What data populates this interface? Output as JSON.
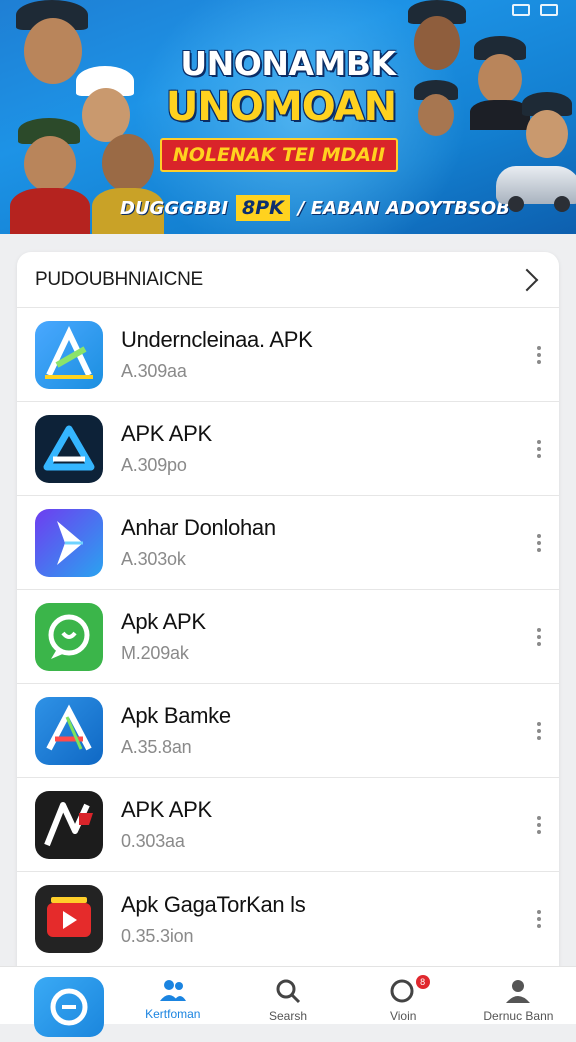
{
  "banner": {
    "title_line1": "UNONAMBK",
    "title_line2": "UNOMOAN",
    "red_ribbon": "NOLENAK TEI MDAII",
    "strip_left": "DUGGGBBI",
    "strip_highlight": "8PK",
    "strip_right": "/ EABAN ADOYTBSOB"
  },
  "section": {
    "title": "PUDOUBHNIAICNE"
  },
  "apps": [
    {
      "name": "Underncleinaa. APK",
      "sub": "A.309aa",
      "icon": "play-store-icon"
    },
    {
      "name": "APK APK",
      "sub": "A.309po",
      "icon": "app-store-a-icon"
    },
    {
      "name": "Anhar Donlohan",
      "sub": "A.303ok",
      "icon": "paper-plane-icon"
    },
    {
      "name": "Apk APK",
      "sub": "M.209ak",
      "icon": "chat-bubble-icon"
    },
    {
      "name": "Apk Bamke",
      "sub": "A.35.8an",
      "icon": "store-a-icon"
    },
    {
      "name": "APK APK",
      "sub": "0.303aa",
      "icon": "warrior-logo-icon"
    },
    {
      "name": "Apk GagaTorKan ls",
      "sub": "0.35.3ion",
      "icon": "video-play-icon"
    }
  ],
  "nav": {
    "items": [
      {
        "label": "",
        "icon": "home-tile-icon"
      },
      {
        "label": "Kertfoman",
        "icon": "users-icon"
      },
      {
        "label": "Searsh",
        "icon": "search-icon"
      },
      {
        "label": "Vioin",
        "icon": "notification-icon"
      },
      {
        "label": "Dernuc Bann",
        "icon": "profile-icon"
      }
    ],
    "accent": "#1b84e0",
    "badge_count": "8"
  }
}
☆ ☆ ☆
WHAT THE EXERCISE ASKS: Your copy of the data should match it exactly, except that pictures are left out.

TASK OUTPUT:
What data populates this interface? Output as JSON.
{
  "banner": {
    "title_line1": "UNONAMBK",
    "title_line2": "UNOMOAN",
    "red_ribbon": "NOLENAK TEI MDAII",
    "strip_left": "DUGGGBBI",
    "strip_highlight": "8PK",
    "strip_right": "/ EABAN ADOYTBSOB"
  },
  "section": {
    "title": "PUDOUBHNIAICNE"
  },
  "apps": [
    {
      "name": "Underncleinaa. APK",
      "sub": "A.309aa",
      "icon": "play-store-icon"
    },
    {
      "name": "APK APK",
      "sub": "A.309po",
      "icon": "app-store-a-icon"
    },
    {
      "name": "Anhar Donlohan",
      "sub": "A.303ok",
      "icon": "paper-plane-icon"
    },
    {
      "name": "Apk APK",
      "sub": "M.209ak",
      "icon": "chat-bubble-icon"
    },
    {
      "name": "Apk Bamke",
      "sub": "A.35.8an",
      "icon": "store-a-icon"
    },
    {
      "name": "APK APK",
      "sub": "0.303aa",
      "icon": "warrior-logo-icon"
    },
    {
      "name": "Apk GagaTorKan ls",
      "sub": "0.35.3ion",
      "icon": "video-play-icon"
    }
  ],
  "nav": {
    "items": [
      {
        "label": "",
        "icon": "home-tile-icon"
      },
      {
        "label": "Kertfoman",
        "icon": "users-icon"
      },
      {
        "label": "Searsh",
        "icon": "search-icon"
      },
      {
        "label": "Vioin",
        "icon": "notification-icon"
      },
      {
        "label": "Dernuc Bann",
        "icon": "profile-icon"
      }
    ],
    "accent": "#1b84e0",
    "badge_count": "8"
  }
}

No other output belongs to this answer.